* _Objective_
Quote all entries exactly, leaving pictures aside.

┌─ Provided records

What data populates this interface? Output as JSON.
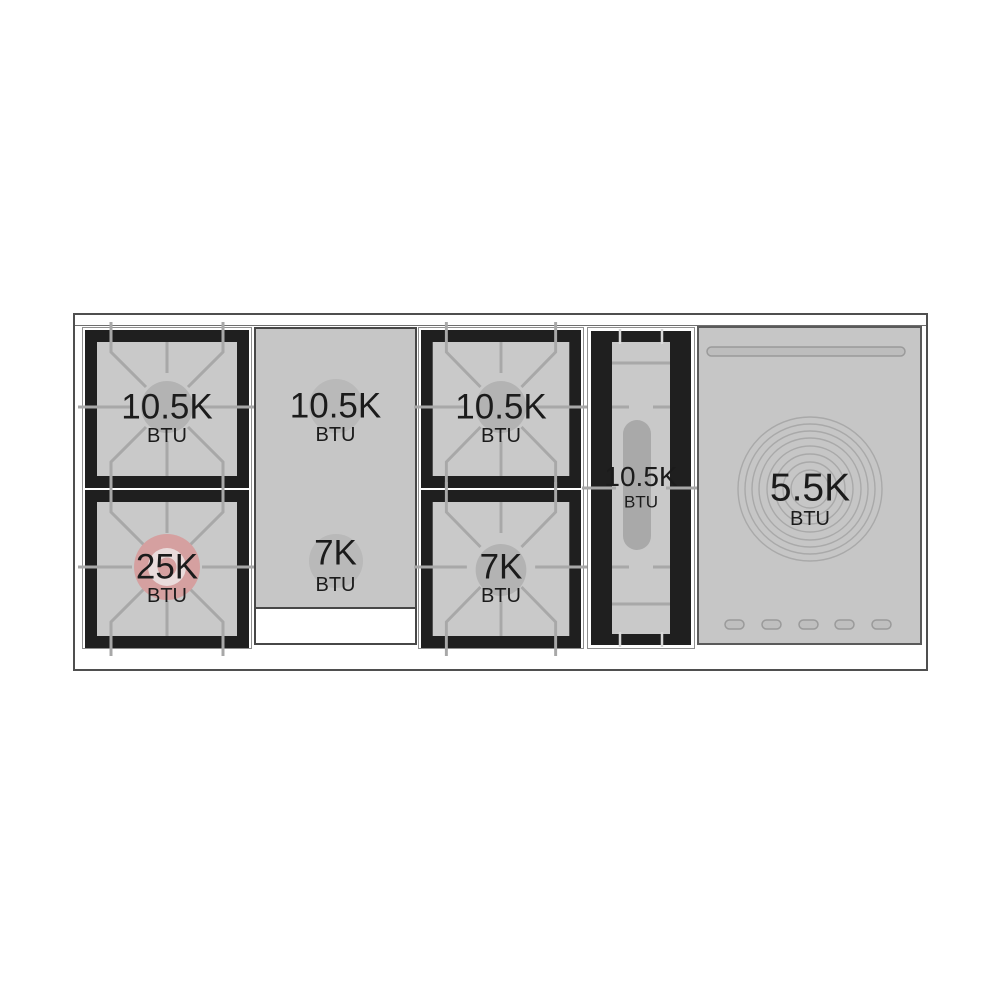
{
  "diagram": {
    "type": "range-cooktop-btu-layout",
    "sections": {
      "left_rear": {
        "power": "10.5K",
        "unit": "BTU"
      },
      "left_front": {
        "power": "25K",
        "unit": "BTU"
      },
      "griddle_rear": {
        "power": "10.5K",
        "unit": "BTU"
      },
      "griddle_front": {
        "power": "7K",
        "unit": "BTU"
      },
      "center_rear": {
        "power": "10.5K",
        "unit": "BTU"
      },
      "center_front": {
        "power": "7K",
        "unit": "BTU"
      },
      "oval_burner": {
        "power": "10.5K",
        "unit": "BTU"
      },
      "simmer_plate": {
        "power": "5.5K",
        "unit": "BTU"
      }
    },
    "colors": {
      "burner_frame": "#1f1f1f",
      "surface_gray": "#c9c9c9",
      "griddle_gray": "#c6c6c6",
      "grate_line": "#a8a8a8",
      "burner_cap_gray": "#b3b3b3",
      "highlight_burner_pink": "#d5a0a0",
      "highlight_inner_ring": "#e9dbdb",
      "outline_dark": "#4f4f4f"
    }
  }
}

└─

* _Correct answer_
What data populates this interface? Output as JSON.
{
  "diagram": {
    "type": "range-cooktop-btu-layout",
    "sections": {
      "left_rear": {
        "power": "10.5K",
        "unit": "BTU"
      },
      "left_front": {
        "power": "25K",
        "unit": "BTU"
      },
      "griddle_rear": {
        "power": "10.5K",
        "unit": "BTU"
      },
      "griddle_front": {
        "power": "7K",
        "unit": "BTU"
      },
      "center_rear": {
        "power": "10.5K",
        "unit": "BTU"
      },
      "center_front": {
        "power": "7K",
        "unit": "BTU"
      },
      "oval_burner": {
        "power": "10.5K",
        "unit": "BTU"
      },
      "simmer_plate": {
        "power": "5.5K",
        "unit": "BTU"
      }
    },
    "colors": {
      "burner_frame": "#1f1f1f",
      "surface_gray": "#c9c9c9",
      "griddle_gray": "#c6c6c6",
      "grate_line": "#a8a8a8",
      "burner_cap_gray": "#b3b3b3",
      "highlight_burner_pink": "#d5a0a0",
      "highlight_inner_ring": "#e9dbdb",
      "outline_dark": "#4f4f4f"
    }
  }
}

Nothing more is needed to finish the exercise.